▸ **Task to complete**
Return every line of the material below unchanged, character for character.

▼

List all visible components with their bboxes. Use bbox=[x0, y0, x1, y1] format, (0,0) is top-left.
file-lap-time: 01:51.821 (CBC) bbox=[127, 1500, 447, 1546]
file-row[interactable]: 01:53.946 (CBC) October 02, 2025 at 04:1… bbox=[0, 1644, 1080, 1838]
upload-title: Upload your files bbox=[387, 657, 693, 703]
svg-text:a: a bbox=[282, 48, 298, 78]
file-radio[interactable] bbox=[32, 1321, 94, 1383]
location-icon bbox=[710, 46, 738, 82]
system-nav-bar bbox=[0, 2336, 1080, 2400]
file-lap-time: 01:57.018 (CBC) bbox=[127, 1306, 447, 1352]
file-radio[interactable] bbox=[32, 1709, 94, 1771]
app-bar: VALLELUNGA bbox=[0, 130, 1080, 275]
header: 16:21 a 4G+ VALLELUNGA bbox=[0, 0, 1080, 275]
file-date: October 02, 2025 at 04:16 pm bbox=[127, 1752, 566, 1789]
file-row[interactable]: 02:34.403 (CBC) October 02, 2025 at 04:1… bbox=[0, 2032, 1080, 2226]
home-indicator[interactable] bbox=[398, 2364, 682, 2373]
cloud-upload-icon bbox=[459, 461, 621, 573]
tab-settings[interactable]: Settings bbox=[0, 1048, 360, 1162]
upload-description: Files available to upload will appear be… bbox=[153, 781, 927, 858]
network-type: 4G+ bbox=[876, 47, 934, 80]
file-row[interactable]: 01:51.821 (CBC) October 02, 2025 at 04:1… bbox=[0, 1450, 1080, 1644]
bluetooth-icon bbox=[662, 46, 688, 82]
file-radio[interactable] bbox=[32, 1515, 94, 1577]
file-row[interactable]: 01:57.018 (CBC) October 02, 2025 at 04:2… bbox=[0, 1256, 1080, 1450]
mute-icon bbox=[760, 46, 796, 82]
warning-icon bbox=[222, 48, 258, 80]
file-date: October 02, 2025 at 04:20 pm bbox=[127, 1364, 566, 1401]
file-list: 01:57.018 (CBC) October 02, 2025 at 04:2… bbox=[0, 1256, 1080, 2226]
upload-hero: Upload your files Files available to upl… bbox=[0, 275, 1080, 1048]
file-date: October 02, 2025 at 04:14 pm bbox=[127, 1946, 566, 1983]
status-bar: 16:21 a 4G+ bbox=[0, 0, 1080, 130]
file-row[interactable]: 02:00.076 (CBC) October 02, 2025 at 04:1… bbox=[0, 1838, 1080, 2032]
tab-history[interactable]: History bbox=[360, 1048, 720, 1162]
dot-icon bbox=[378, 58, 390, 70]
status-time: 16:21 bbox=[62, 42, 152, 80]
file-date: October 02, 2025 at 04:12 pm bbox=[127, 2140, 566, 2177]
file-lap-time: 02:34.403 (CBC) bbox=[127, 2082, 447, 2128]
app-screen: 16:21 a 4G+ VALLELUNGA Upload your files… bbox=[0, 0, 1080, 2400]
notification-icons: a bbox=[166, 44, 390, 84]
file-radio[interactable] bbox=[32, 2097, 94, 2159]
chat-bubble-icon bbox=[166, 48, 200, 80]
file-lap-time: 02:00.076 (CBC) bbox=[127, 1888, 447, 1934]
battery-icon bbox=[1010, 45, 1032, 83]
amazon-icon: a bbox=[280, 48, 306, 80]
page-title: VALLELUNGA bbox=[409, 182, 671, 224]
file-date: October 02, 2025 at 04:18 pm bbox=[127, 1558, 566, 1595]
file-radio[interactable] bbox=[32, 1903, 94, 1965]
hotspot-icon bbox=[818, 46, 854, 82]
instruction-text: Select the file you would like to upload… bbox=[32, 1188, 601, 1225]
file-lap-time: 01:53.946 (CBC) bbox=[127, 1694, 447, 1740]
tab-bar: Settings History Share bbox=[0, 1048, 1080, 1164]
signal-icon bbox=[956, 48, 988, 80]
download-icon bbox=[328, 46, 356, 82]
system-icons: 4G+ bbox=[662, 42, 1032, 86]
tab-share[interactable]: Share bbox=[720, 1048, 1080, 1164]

▲

▸ **Result of the exercise**
List all visible components with their bboxes. Use bbox=[x0, y0, x1, y1] format, (0,0) is top-left.
file-lap-time: 01:51.821 (CBC) bbox=[127, 1500, 447, 1546]
file-row[interactable]: 01:53.946 (CBC) October 02, 2025 at 04:1… bbox=[0, 1644, 1080, 1838]
upload-title: Upload your files bbox=[387, 657, 693, 703]
svg-text:a: a bbox=[282, 48, 298, 78]
file-radio[interactable] bbox=[32, 1321, 94, 1383]
location-icon bbox=[710, 46, 738, 82]
system-nav-bar bbox=[0, 2336, 1080, 2400]
file-lap-time: 01:57.018 (CBC) bbox=[127, 1306, 447, 1352]
file-radio[interactable] bbox=[32, 1709, 94, 1771]
app-bar: VALLELUNGA bbox=[0, 130, 1080, 275]
header: 16:21 a 4G+ VALLELUNGA bbox=[0, 0, 1080, 275]
file-date: October 02, 2025 at 04:16 pm bbox=[127, 1752, 566, 1789]
file-row[interactable]: 02:34.403 (CBC) October 02, 2025 at 04:1… bbox=[0, 2032, 1080, 2226]
home-indicator[interactable] bbox=[398, 2364, 682, 2373]
cloud-upload-icon bbox=[459, 461, 621, 573]
tab-settings[interactable]: Settings bbox=[0, 1048, 360, 1162]
upload-description: Files available to upload will appear be… bbox=[153, 781, 927, 858]
network-type: 4G+ bbox=[876, 47, 934, 80]
file-row[interactable]: 01:51.821 (CBC) October 02, 2025 at 04:1… bbox=[0, 1450, 1080, 1644]
bluetooth-icon bbox=[662, 46, 688, 82]
file-radio[interactable] bbox=[32, 1515, 94, 1577]
file-row[interactable]: 01:57.018 (CBC) October 02, 2025 at 04:2… bbox=[0, 1256, 1080, 1450]
mute-icon bbox=[760, 46, 796, 82]
warning-icon bbox=[222, 48, 258, 80]
file-date: October 02, 2025 at 04:20 pm bbox=[127, 1364, 566, 1401]
file-list: 01:57.018 (CBC) October 02, 2025 at 04:2… bbox=[0, 1256, 1080, 2226]
upload-hero: Upload your files Files available to upl… bbox=[0, 275, 1080, 1048]
file-date: October 02, 2025 at 04:14 pm bbox=[127, 1946, 566, 1983]
status-bar: 16:21 a 4G+ bbox=[0, 0, 1080, 130]
file-row[interactable]: 02:00.076 (CBC) October 02, 2025 at 04:1… bbox=[0, 1838, 1080, 2032]
tab-history[interactable]: History bbox=[360, 1048, 720, 1162]
dot-icon bbox=[378, 58, 390, 70]
status-time: 16:21 bbox=[62, 42, 152, 80]
file-date: October 02, 2025 at 04:12 pm bbox=[127, 2140, 566, 2177]
file-lap-time: 02:34.403 (CBC) bbox=[127, 2082, 447, 2128]
app-screen: 16:21 a 4G+ VALLELUNGA Upload your files… bbox=[0, 0, 1080, 2400]
notification-icons: a bbox=[166, 44, 390, 84]
file-radio[interactable] bbox=[32, 2097, 94, 2159]
chat-bubble-icon bbox=[166, 48, 200, 80]
file-lap-time: 02:00.076 (CBC) bbox=[127, 1888, 447, 1934]
battery-icon bbox=[1010, 45, 1032, 83]
amazon-icon: a bbox=[280, 48, 306, 80]
page-title: VALLELUNGA bbox=[409, 182, 671, 224]
file-date: October 02, 2025 at 04:18 pm bbox=[127, 1558, 566, 1595]
file-radio[interactable] bbox=[32, 1903, 94, 1965]
hotspot-icon bbox=[818, 46, 854, 82]
instruction-text: Select the file you would like to upload… bbox=[32, 1188, 601, 1225]
file-lap-time: 01:53.946 (CBC) bbox=[127, 1694, 447, 1740]
tab-bar: Settings History Share bbox=[0, 1048, 1080, 1164]
signal-icon bbox=[956, 48, 988, 80]
download-icon bbox=[328, 46, 356, 82]
system-icons: 4G+ bbox=[662, 42, 1032, 86]
tab-share[interactable]: Share bbox=[720, 1048, 1080, 1164]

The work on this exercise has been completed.